◆ **Data records**:
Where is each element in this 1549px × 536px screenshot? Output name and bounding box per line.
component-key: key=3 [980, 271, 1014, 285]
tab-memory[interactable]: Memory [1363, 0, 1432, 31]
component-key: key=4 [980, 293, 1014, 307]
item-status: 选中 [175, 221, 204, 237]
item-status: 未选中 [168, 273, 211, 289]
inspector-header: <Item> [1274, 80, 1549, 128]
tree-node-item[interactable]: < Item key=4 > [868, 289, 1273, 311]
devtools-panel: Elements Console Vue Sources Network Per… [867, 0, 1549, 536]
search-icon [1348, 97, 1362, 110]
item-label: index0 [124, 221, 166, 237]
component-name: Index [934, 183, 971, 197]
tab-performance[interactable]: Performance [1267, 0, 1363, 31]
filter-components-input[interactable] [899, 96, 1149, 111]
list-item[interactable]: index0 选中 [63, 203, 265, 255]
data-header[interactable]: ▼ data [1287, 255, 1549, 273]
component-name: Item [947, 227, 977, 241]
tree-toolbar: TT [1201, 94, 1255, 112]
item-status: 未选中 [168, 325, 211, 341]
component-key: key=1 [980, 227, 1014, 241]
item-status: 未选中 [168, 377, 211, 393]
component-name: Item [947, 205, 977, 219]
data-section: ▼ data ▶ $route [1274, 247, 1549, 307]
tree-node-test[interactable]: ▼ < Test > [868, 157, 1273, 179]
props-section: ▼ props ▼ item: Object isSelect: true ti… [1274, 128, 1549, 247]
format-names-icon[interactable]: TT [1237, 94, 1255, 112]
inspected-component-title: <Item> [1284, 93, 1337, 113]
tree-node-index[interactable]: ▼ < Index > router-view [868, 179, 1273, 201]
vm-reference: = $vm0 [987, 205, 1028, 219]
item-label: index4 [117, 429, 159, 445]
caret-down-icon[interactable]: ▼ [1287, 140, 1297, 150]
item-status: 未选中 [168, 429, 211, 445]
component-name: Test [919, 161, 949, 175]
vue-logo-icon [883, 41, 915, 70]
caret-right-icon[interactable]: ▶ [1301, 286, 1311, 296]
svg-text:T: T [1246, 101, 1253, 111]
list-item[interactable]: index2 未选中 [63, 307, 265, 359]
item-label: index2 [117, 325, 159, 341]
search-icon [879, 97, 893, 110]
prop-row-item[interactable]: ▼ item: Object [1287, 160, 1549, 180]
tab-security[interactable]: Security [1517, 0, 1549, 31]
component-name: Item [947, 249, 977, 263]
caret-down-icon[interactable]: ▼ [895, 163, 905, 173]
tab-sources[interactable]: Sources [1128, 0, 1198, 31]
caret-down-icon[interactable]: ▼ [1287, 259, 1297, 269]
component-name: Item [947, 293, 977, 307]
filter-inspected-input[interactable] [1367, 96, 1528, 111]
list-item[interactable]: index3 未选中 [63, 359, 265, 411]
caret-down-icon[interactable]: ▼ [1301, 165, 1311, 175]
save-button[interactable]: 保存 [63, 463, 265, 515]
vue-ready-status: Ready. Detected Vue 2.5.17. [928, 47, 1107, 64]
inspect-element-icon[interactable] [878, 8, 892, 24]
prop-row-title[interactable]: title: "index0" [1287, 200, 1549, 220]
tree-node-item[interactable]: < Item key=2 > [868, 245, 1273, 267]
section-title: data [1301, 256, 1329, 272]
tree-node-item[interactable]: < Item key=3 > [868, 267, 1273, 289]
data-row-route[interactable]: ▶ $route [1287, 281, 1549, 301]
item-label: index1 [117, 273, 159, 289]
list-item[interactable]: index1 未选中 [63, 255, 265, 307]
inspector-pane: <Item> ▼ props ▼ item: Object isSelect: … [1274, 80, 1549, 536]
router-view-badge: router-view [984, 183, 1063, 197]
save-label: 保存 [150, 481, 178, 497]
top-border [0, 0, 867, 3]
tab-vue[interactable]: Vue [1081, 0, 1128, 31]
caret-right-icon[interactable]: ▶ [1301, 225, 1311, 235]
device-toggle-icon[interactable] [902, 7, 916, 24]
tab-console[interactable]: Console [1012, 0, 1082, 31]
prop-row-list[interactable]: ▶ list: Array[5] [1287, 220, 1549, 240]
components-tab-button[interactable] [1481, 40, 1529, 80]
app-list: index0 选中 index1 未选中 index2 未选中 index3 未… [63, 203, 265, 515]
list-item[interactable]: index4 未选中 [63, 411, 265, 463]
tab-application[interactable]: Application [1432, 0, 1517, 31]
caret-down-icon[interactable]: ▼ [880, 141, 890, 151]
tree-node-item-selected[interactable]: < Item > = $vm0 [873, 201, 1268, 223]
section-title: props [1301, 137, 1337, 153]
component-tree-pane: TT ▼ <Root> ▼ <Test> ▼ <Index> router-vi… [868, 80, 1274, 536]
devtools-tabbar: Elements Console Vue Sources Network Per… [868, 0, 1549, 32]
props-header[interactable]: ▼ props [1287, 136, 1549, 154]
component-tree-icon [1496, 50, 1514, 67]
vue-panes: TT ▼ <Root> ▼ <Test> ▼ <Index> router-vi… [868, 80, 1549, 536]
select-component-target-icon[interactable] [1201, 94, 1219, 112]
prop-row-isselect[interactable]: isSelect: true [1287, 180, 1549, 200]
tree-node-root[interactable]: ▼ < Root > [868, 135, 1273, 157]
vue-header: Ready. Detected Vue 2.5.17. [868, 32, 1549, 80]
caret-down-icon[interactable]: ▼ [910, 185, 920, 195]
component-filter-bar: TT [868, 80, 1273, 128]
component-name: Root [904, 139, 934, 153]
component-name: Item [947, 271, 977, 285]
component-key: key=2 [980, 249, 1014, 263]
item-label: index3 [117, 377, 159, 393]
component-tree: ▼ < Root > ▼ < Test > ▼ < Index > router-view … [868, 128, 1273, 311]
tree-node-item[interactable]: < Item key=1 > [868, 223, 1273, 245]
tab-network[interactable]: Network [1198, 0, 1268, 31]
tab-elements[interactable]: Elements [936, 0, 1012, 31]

◆ **Problem details**:
Put the items into a Markdown table with the columns Row and Line. Start at the first line of the items, stop after the line that contains "component-key: key=1 [980, 227, 1014, 241]", and skip any blank lines.

◆ **Correct answer**:
| Row | Line |
|---|---|
| 1 | Where is each element in this 1549px × 536px screenshot? Output name and bounding box per line. |
| 2 | component-key: key=3 [980, 271, 1014, 285] |
| 3 | tab-memory[interactable]: Memory [1363, 0, 1432, 31] |
| 4 | component-key: key=4 [980, 293, 1014, 307] |
| 5 | item-status: 选中 [175, 221, 204, 237] |
| 6 | item-status: 未选中 [168, 273, 211, 289] |
| 7 | inspector-header: <Item> [1274, 80, 1549, 128] |
| 8 | tree-node-item[interactable]: < Item key=4 > [868, 289, 1273, 311] |
| 9 | devtools-panel: Elements Console Vue Sources Network Per… [867, 0, 1549, 536] |
| 10 | search-icon [1348, 97, 1362, 110] |
| 11 | item-label: index0 [124, 221, 166, 237] |
| 12 | component-name: Index [934, 183, 971, 197] |
| 13 | tab-performance[interactable]: Performance [1267, 0, 1363, 31] |
| 14 | filter-components-input[interactable] [899, 96, 1149, 111] |
| 15 | list-item[interactable]: index0 选中 [63, 203, 265, 255] |
| 16 | data-header[interactable]: ▼ data [1287, 255, 1549, 273] |
| 17 | component-name: Item [947, 227, 977, 241] |
| 18 | tree-toolbar: TT [1201, 94, 1255, 112] |
| 19 | item-status: 未选中 [168, 325, 211, 341] |
| 20 | component-key: key=1 [980, 227, 1014, 241] |